# Provided passage start

Hacker News new | past | comments | ask | show | jobs | submit login

I'm posting this as a top-level comment, but it's really a reply to the discussion downthread about compilers being able to work magic if we let them. Better still, why not help them?

Something I took for granted for the longest time about Haskell (which remains the only language I know of with the feature) is the ability to write user-defined "rewrite rules". You can say, "okay, GHC, I know for a fact that if I use these functions in such-and-such way, you can replace it by this instead".

  {-# RULES 
    foo x (bar x) =  
    superOptimizedFooBar x 
A rule like this would be based on the programmer's knowledge of FooBar theory, which tells her that such an equality holds. The compiler hasn't studied lax monoidal FooBaroids and cannot be expected to infer this on its own. :)

Now, anywhere a user of this code writes something like

  foo [1,2,3] (bar [1,2,3])
the compiler will substitute

  superOptimizedFooBar [1,2,3]
in its place. This is a nice way to bring the compiler "closer" to the programmer, and allow the library author to integrate domain-specific knowledge into the compiler's optimizations.

# Provided passage end

Required task 1:
Reproduce the entries word for word, beginning at the line that has "error-message: ネットワークエラーが発生しました。再度お試しください。 (0, 0, 433, 19)" and stopping after the line that has "post-form-panel: You: 匿名にんげん#2464".
The entries have no connection to the Haskell comment.

# Listed records start

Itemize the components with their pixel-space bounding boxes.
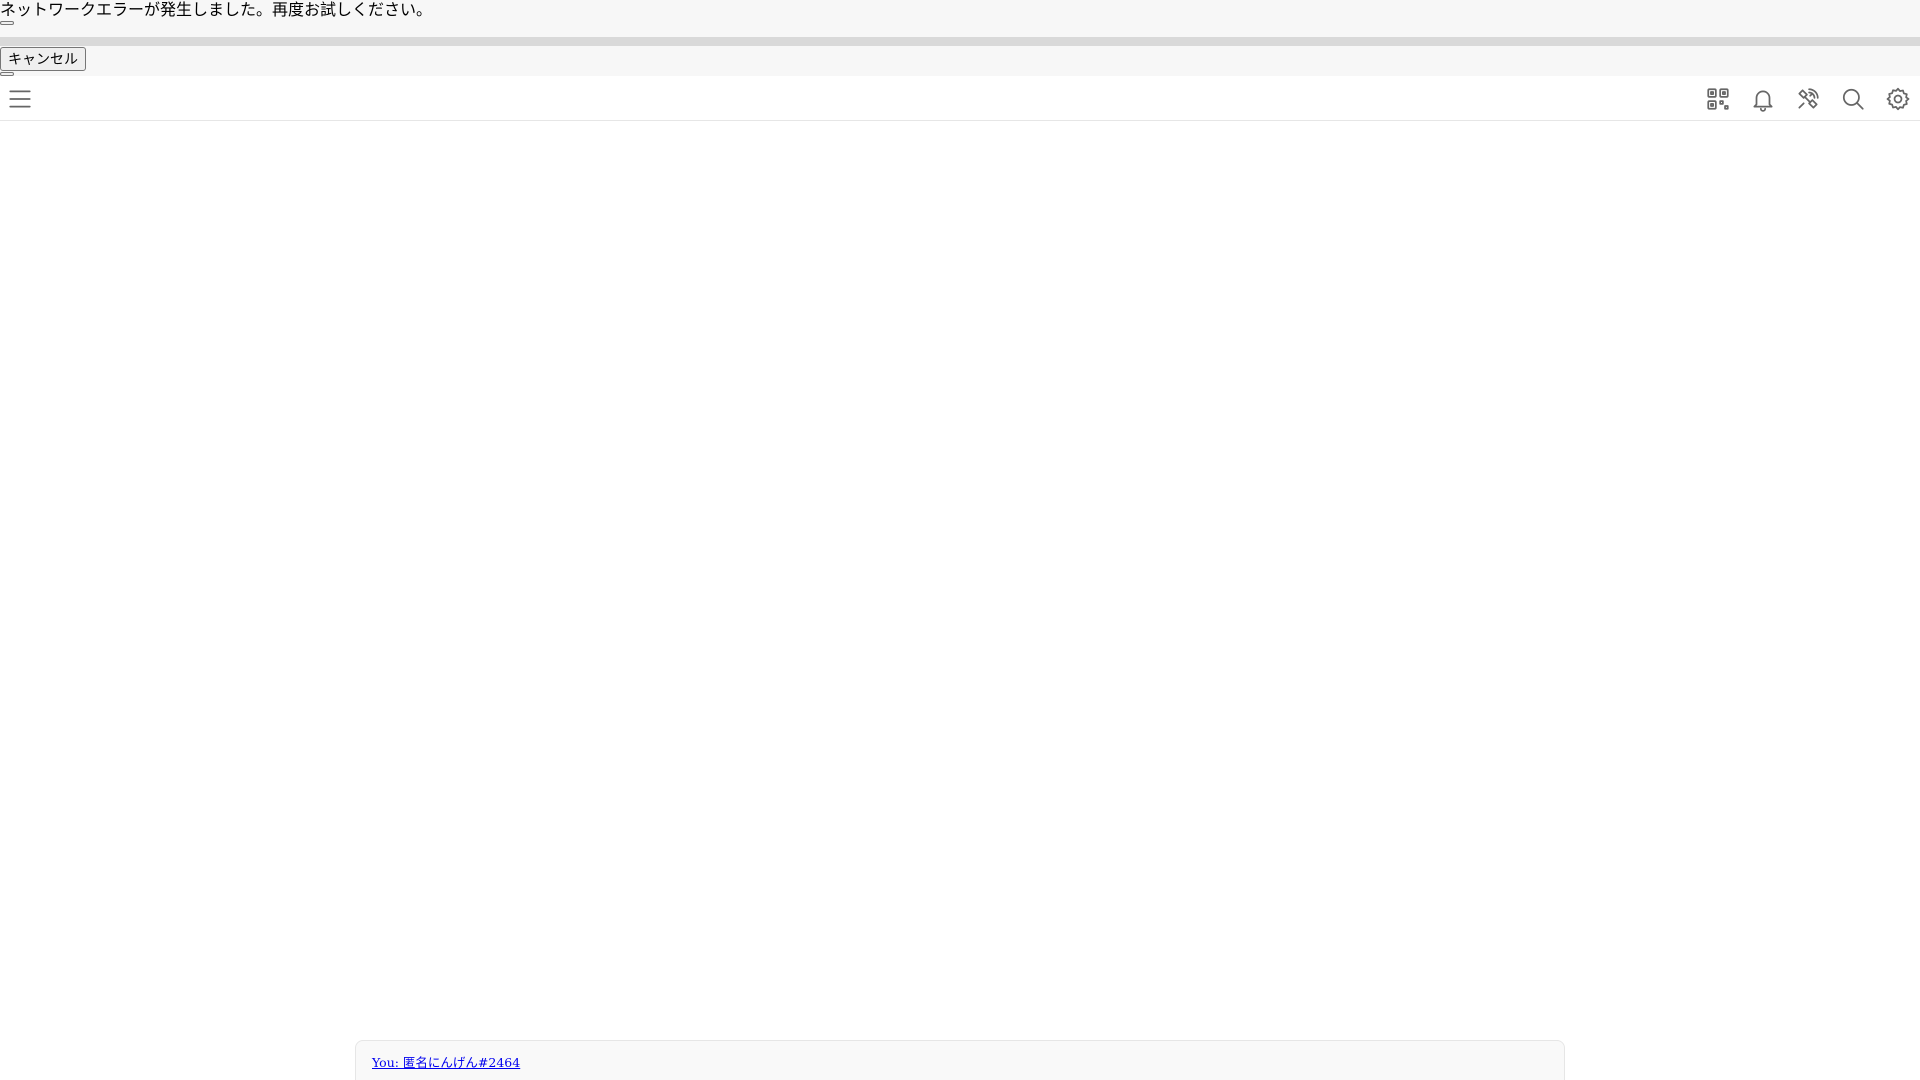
error-message: ネットワークエラーが発生しました。再度お試しください。 (0, 0, 433, 19)
top-toolbar (0, 76, 1920, 121)
search-icon (1842, 88, 1864, 110)
app-page: ネットワークエラーが発生しました。再度お試しください。 キャンセル You: 匿… (0, 0, 1920, 1080)
search-button[interactable] (1839, 85, 1867, 113)
retry-button[interactable] (0, 21, 14, 25)
network-error-banner: ネットワークエラーが発生しました。再度お試しください。 キャンセル (0, 0, 1920, 76)
antenna-button[interactable] (1794, 85, 1822, 113)
settings-button[interactable] (1884, 85, 1912, 113)
qr-code-button[interactable] (1704, 85, 1732, 113)
bell-icon (1753, 90, 1773, 112)
current-user-link[interactable]: You: 匿名にんげん#2464 (372, 1052, 520, 1071)
progress-bar (0, 37, 1920, 46)
gear-icon (1886, 87, 1910, 111)
post-form-panel: You: 匿名にんげん#2464 (355, 1040, 1565, 1080)
qr-code-icon (1707, 88, 1729, 110)
notifications-button[interactable] (1749, 85, 1777, 113)
satellite-icon (1798, 88, 1819, 109)
cancel-button[interactable]: キャンセル (0, 47, 86, 71)
menu-button[interactable] (6, 85, 34, 113)
progress-fill (0, 37, 1920, 46)
menu-icon (9, 90, 31, 108)
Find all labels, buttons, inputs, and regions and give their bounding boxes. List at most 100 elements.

# Listed records end

Required task 2:
According to the Haskell comment, why does the programmer have to write the rewrite rule instead of leaving the compiler to find the equality itself?

Full solution 1:
error-message: ネットワークエラーが発生しました。再度お試しください。 (0, 0, 433, 19)
top-toolbar (0, 76, 1920, 121)
search-icon (1842, 88, 1864, 110)
app-page: ネットワークエラーが発生しました。再度お試しください。 キャンセル You: 匿… (0, 0, 1920, 1080)
search-button[interactable] (1839, 85, 1867, 113)
retry-button[interactable] (0, 21, 14, 25)
network-error-banner: ネットワークエラーが発生しました。再度お試しください。 キャンセル (0, 0, 1920, 76)
antenna-button[interactable] (1794, 85, 1822, 113)
settings-button[interactable] (1884, 85, 1912, 113)
qr-code-button[interactable] (1704, 85, 1732, 113)
bell-icon (1753, 90, 1773, 112)
current-user-link[interactable]: You: 匿名にんげん#2464 (372, 1052, 520, 1071)
progress-bar (0, 37, 1920, 46)
gear-icon (1886, 87, 1910, 111)
post-form-panel: You: 匿名にんげん#2464 (355, 1040, 1565, 1080)

Full solution 2:
The equality comes from the programmer's knowledge of FooBar theory. The compiler hasn't studied lax monoidal FooBaroids, so it can't be expected to infer that the equality holds on its own.